## OBJECTIVE
Pull out every line containing the string "sont".

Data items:
++++
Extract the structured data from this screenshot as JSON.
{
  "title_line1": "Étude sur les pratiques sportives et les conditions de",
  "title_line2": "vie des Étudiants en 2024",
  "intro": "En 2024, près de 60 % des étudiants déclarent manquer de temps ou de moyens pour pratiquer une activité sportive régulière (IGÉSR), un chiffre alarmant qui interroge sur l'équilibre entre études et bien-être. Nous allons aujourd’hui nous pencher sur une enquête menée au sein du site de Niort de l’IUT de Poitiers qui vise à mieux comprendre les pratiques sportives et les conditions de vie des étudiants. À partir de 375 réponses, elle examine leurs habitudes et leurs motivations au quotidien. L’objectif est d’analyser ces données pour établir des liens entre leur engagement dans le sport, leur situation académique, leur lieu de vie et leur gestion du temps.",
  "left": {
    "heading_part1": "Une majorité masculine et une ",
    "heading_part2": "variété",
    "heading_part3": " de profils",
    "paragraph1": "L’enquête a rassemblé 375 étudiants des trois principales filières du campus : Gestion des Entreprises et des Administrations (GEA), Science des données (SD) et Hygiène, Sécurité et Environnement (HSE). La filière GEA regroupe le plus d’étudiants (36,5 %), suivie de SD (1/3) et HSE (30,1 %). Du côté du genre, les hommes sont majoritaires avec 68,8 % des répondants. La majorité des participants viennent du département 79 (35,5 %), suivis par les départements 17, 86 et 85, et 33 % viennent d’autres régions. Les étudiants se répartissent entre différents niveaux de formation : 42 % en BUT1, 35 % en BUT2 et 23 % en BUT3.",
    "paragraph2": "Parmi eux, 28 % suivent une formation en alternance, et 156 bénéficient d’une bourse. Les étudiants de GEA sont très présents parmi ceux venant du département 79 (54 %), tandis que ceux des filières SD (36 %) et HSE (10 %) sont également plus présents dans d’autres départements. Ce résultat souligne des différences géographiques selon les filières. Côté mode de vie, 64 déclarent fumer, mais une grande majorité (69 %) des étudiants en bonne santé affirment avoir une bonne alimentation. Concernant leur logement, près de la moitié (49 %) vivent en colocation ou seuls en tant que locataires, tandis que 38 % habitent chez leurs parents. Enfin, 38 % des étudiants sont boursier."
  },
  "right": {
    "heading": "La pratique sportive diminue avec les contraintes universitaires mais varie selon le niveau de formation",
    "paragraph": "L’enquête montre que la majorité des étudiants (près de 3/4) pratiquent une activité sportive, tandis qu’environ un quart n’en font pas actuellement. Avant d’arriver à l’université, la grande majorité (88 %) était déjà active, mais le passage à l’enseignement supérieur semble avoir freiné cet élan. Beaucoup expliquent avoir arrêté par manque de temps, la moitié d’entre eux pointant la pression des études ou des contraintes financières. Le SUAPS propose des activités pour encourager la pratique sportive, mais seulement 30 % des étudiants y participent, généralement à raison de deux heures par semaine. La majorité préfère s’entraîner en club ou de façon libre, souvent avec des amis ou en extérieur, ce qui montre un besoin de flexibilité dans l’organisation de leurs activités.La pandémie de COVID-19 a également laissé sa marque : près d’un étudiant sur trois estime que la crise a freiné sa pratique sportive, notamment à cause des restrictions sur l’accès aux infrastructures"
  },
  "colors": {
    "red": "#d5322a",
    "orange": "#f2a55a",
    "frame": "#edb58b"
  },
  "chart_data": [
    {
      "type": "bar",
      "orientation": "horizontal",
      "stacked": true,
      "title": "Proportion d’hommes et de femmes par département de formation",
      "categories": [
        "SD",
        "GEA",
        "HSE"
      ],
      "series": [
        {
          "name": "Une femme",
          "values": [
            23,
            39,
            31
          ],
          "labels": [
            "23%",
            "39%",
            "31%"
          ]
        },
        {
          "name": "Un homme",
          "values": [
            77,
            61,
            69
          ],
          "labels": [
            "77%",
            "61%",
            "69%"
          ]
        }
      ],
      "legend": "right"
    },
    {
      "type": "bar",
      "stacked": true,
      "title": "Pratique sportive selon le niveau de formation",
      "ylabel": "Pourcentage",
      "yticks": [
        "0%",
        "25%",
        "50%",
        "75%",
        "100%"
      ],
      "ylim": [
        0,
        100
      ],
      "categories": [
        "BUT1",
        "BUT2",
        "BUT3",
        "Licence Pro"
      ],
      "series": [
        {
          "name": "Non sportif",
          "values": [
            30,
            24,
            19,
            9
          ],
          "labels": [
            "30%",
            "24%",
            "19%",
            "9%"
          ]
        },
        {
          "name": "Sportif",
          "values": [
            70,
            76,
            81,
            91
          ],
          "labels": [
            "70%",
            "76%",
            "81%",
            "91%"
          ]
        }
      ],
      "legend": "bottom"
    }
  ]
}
++++
## WRITTEN SOLUTION
    "paragraph1": "L’enquête a rassemblé 375 étudiants des trois principales filières du campus : Gestion des Entreprises et des Administrations (GEA), Science des données (SD) et Hygiène, Sécurité et Environnement (HSE). La filière GEA regroupe le plus d’étudiants (36,5 %), suivie de SD (1/3) et HSE (30,1 %). Du côté du genre, les hommes sont majoritaires avec 68,8 % des répondants. La majorité des participants viennent du département 79 (35,5 %), suivis par les départements 17, 86 et 85, et 33 % viennent d’autres régions. Les étudiants se répartissent entre différents niveaux de formation : 42 % en BUT1, 35 % en BUT2 et 23 % en BUT3.",
    "paragraph2": "Parmi eux, 28 % suivent une formation en alternance, et 156 bénéficient d’une bourse. Les étudiants de GEA sont très présents parmi ceux venant du département 79 (54 %), tandis que ceux des filières SD (36 %) et HSE (10 %) sont également plus présents dans d’autres départements. Ce résultat souligne des différences géographiques selon les filières. Côté mode de vie, 64 déclarent fumer, mais une grande majorité (69 %) des étudiants en bonne santé affirment avoir une bonne alimentation. Concernant leur logement, près de la moitié (49 %) vivent en colocation ou seuls en tant que locataires, tandis que 38 % habitent chez leurs parents. Enfin, 38 % des étudiants sont boursier."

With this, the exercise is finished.